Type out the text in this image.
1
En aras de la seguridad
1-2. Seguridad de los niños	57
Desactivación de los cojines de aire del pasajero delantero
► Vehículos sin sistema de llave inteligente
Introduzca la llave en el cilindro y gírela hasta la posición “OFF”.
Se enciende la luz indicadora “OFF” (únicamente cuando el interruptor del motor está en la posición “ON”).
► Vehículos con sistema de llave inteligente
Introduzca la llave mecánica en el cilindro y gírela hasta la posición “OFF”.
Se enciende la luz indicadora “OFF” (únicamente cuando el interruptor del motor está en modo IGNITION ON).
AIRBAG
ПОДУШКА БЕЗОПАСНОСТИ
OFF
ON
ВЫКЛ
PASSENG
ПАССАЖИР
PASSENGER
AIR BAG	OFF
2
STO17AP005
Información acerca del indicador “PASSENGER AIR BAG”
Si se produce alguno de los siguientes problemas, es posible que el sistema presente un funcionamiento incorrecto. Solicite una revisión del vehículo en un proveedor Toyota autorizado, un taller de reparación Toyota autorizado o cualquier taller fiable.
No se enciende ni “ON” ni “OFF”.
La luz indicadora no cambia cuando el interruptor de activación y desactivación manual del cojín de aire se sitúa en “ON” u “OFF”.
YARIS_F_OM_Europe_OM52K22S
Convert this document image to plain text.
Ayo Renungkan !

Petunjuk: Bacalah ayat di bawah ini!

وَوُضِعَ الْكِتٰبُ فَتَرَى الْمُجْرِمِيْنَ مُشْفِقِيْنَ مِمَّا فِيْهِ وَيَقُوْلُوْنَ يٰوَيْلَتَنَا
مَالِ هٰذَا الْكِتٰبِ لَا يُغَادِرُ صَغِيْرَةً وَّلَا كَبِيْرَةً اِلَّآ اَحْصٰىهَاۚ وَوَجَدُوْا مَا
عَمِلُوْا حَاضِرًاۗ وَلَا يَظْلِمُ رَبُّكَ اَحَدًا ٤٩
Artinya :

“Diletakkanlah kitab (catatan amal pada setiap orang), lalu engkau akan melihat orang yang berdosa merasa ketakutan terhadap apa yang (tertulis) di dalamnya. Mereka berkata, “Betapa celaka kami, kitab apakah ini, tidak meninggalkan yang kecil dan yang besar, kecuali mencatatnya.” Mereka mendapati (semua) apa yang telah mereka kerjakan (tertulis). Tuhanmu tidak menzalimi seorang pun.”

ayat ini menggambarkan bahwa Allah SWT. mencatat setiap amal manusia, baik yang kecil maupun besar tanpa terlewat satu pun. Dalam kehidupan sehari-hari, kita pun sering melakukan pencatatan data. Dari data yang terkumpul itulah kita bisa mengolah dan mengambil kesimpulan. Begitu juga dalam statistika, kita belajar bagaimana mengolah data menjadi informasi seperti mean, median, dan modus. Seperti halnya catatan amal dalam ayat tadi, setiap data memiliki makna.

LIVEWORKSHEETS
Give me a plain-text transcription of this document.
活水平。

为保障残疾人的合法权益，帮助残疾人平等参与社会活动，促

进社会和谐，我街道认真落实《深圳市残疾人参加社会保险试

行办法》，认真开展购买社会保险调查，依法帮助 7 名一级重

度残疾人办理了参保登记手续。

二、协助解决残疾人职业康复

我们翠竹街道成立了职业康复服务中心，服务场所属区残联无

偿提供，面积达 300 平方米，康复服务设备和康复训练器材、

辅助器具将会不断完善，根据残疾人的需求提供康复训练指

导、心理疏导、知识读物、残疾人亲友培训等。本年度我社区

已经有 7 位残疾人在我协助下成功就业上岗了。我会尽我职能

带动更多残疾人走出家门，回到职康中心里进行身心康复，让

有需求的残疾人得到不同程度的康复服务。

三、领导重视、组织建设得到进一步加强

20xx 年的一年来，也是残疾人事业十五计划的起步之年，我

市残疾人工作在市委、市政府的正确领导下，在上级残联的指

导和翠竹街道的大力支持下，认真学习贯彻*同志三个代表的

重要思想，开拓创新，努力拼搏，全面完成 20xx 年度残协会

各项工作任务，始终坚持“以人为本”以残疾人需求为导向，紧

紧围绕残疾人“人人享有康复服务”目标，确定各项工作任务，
* * * * *
▶ _WHAT YOU ARE ASKED TO DO_: Go through the records and print each one exactly.

▶ _REPLY_:
Type out the text in this image.
1
En aras de la seguridad
1-2. Seguridad de los niños	57
Desactivación de los cojines de aire del pasajero delantero
► Vehículos sin sistema de llave inteligente
Introduzca la llave en el cilindro y gírela hasta la posición “OFF”.
Se enciende la luz indicadora “OFF” (únicamente cuando el interruptor del motor está en la posición “ON”).
► Vehículos con sistema de llave inteligente
Introduzca la llave mecánica en el cilindro y gírela hasta la posición “OFF”.
Se enciende la luz indicadora “OFF” (únicamente cuando el interruptor del motor está en modo IGNITION ON).
AIRBAG
ПОДУШКА БЕЗОПАСНОСТИ
OFF
ON
ВЫКЛ
PASSENG
ПАССАЖИР
PASSENGER
AIR BAG	OFF
2
STO17AP005
Información acerca del indicador “PASSENGER AIR BAG”
Si se produce alguno de los siguientes problemas, es posible que el sistema presente un funcionamiento incorrecto. Solicite una revisión del vehículo en un proveedor Toyota autorizado, un taller de reparación Toyota autorizado o cualquier taller fiable.
No se enciende ni “ON” ni “OFF”.
La luz indicadora no cambia cuando el interruptor de activación y desactivación manual del cojín de aire se sitúa en “ON” u “OFF”.
YARIS_F_OM_Europe_OM52K22S
Convert this document image to plain text.
Ayo Renungkan !

Petunjuk: Bacalah ayat di bawah ini!

وَوُضِعَ الْكِتٰبُ فَتَرَى الْمُجْرِمِيْنَ مُشْفِقِيْنَ مِمَّا فِيْهِ وَيَقُوْلُوْنَ يٰوَيْلَتَنَا
مَالِ هٰذَا الْكِتٰبِ لَا يُغَادِرُ صَغِيْرَةً وَّلَا كَبِيْرَةً اِلَّآ اَحْصٰىهَاۚ وَوَجَدُوْا مَا
عَمِلُوْا حَاضِرًاۗ وَلَا يَظْلِمُ رَبُّكَ اَحَدًا ٤٩
Artinya :

“Diletakkanlah kitab (catatan amal pada setiap orang), lalu engkau akan melihat orang yang berdosa merasa ketakutan terhadap apa yang (tertulis) di dalamnya. Mereka berkata, “Betapa celaka kami, kitab apakah ini, tidak meninggalkan yang kecil dan yang besar, kecuali mencatatnya.” Mereka mendapati (semua) apa yang telah mereka kerjakan (tertulis). Tuhanmu tidak menzalimi seorang pun.”

ayat ini menggambarkan bahwa Allah SWT. mencatat setiap amal manusia, baik yang kecil maupun besar tanpa terlewat satu pun. Dalam kehidupan sehari-hari, kita pun sering melakukan pencatatan data. Dari data yang terkumpul itulah kita bisa mengolah dan mengambil kesimpulan. Begitu juga dalam statistika, kita belajar bagaimana mengolah data menjadi informasi seperti mean, median, dan modus. Seperti halnya catatan amal dalam ayat tadi, setiap data memiliki makna.

LIVEWORKSHEETS
Give me a plain-text transcription of this document.
活水平。

为保障残疾人的合法权益，帮助残疾人平等参与社会活动，促

进社会和谐，我街道认真落实《深圳市残疾人参加社会保险试

行办法》，认真开展购买社会保险调查，依法帮助 7 名一级重

度残疾人办理了参保登记手续。

二、协助解决残疾人职业康复

我们翠竹街道成立了职业康复服务中心，服务场所属区残联无

偿提供，面积达 300 平方米，康复服务设备和康复训练器材、

辅助器具将会不断完善，根据残疾人的需求提供康复训练指

导、心理疏导、知识读物、残疾人亲友培训等。本年度我社区

已经有 7 位残疾人在我协助下成功就业上岗了。我会尽我职能

带动更多残疾人走出家门，回到职康中心里进行身心康复，让

有需求的残疾人得到不同程度的康复服务。

三、领导重视、组织建设得到进一步加强

20xx 年的一年来，也是残疾人事业十五计划的起步之年，我

市残疾人工作在市委、市政府的正确领导下，在上级残联的指

导和翠竹街道的大力支持下，认真学习贯彻*同志三个代表的

重要思想，开拓创新，努力拼搏，全面完成 20xx 年度残协会

各项工作任务，始终坚持“以人为本”以残疾人需求为导向，紧

紧围绕残疾人“人人享有康复服务”目标，确定各项工作任务，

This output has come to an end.